▶ _Input data_

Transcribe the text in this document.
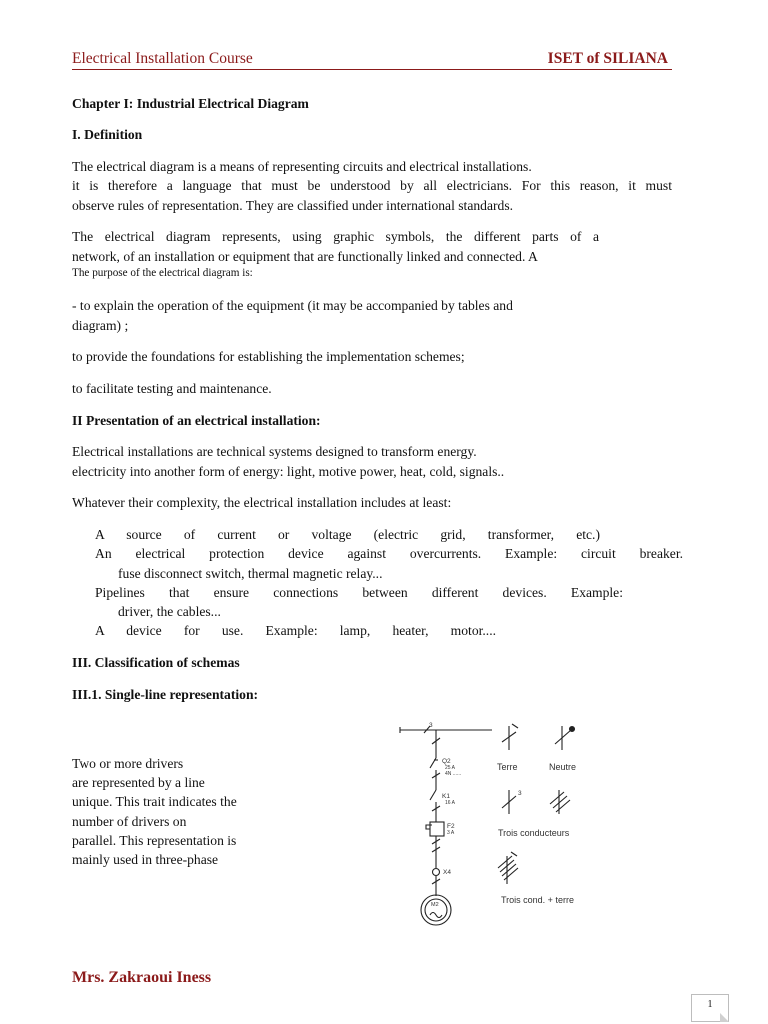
Electrical Installation Course	ISET of SILIANA
Chapter I: Industrial Electrical Diagram
I. Definition
The electrical diagram is a means of representing circuits and electrical installations.
it is therefore a language that must be understood by all electricians. For this reason, it must
observe rules of representation. They are classified under international standards.
The electrical diagram represents, using graphic symbols, the different parts of a
network, of an installation or equipment that are functionally linked and connected. A
The purpose of the electrical diagram is:
- to explain the operation of the equipment (it may be accompanied by tables and
diagram) ;
to provide the foundations for establishing the implementation schemes;
to facilitate testing and maintenance.
II Presentation of an electrical installation:
Electrical installations are technical systems designed to transform energy.
electricity into another form of energy: light, motive power, heat, cold, signals..
Whatever their complexity, the electrical installation includes at least:
A source of current or voltage (electric grid, transformer, etc.)
An electrical protection device against overcurrents. Example: circuit breaker.
fuse disconnect switch, thermal magnetic relay...
Pipelines that ensure connections between different devices. Example:
driver, the cables...
A device for use. Example: lamp, heater, motor....
III. Classification of schemas
III.1. Single-line representation:
Two or more drivers
are represented by a line
unique. This trait indicates the
number of drivers on
parallel. This representation is
mainly used in three-phase
3
Q2
25 A
4N ......
K1
16 A
F2
3 A
X4
M2
3
Terre	Neutre
Trois conducteurs
Trois cond. + terre
Mrs. Zakraoui Iness
1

▶ _What is needed_
Quote the listing above in full, except for the pictures.

▶ _Task solution_
Transcribe the text in this document.
Electrical Installation Course	ISET of SILIANA
Chapter I: Industrial Electrical Diagram
I. Definition
The electrical diagram is a means of representing circuits and electrical installations.
it is therefore a language that must be understood by all electricians. For this reason, it must
observe rules of representation. They are classified under international standards.
The electrical diagram represents, using graphic symbols, the different parts of a
network, of an installation or equipment that are functionally linked and connected. A
The purpose of the electrical diagram is:
- to explain the operation of the equipment (it may be accompanied by tables and
diagram) ;
to provide the foundations for establishing the implementation schemes;
to facilitate testing and maintenance.
II Presentation of an electrical installation:
Electrical installations are technical systems designed to transform energy.
electricity into another form of energy: light, motive power, heat, cold, signals..
Whatever their complexity, the electrical installation includes at least:
A source of current or voltage (electric grid, transformer, etc.)
An electrical protection device against overcurrents. Example: circuit breaker.
fuse disconnect switch, thermal magnetic relay...
Pipelines that ensure connections between different devices. Example:
driver, the cables...
A device for use. Example: lamp, heater, motor....
III. Classification of schemas
III.1. Single-line representation:
Two or more drivers
are represented by a line
unique. This trait indicates the
number of drivers on
parallel. This representation is
mainly used in three-phase
3
Q2
25 A
4N ......
K1
16 A
F2
3 A
X4
M2
3
Terre	Neutre
Trois conducteurs
Trois cond. + terre
Mrs. Zakraoui Iness
1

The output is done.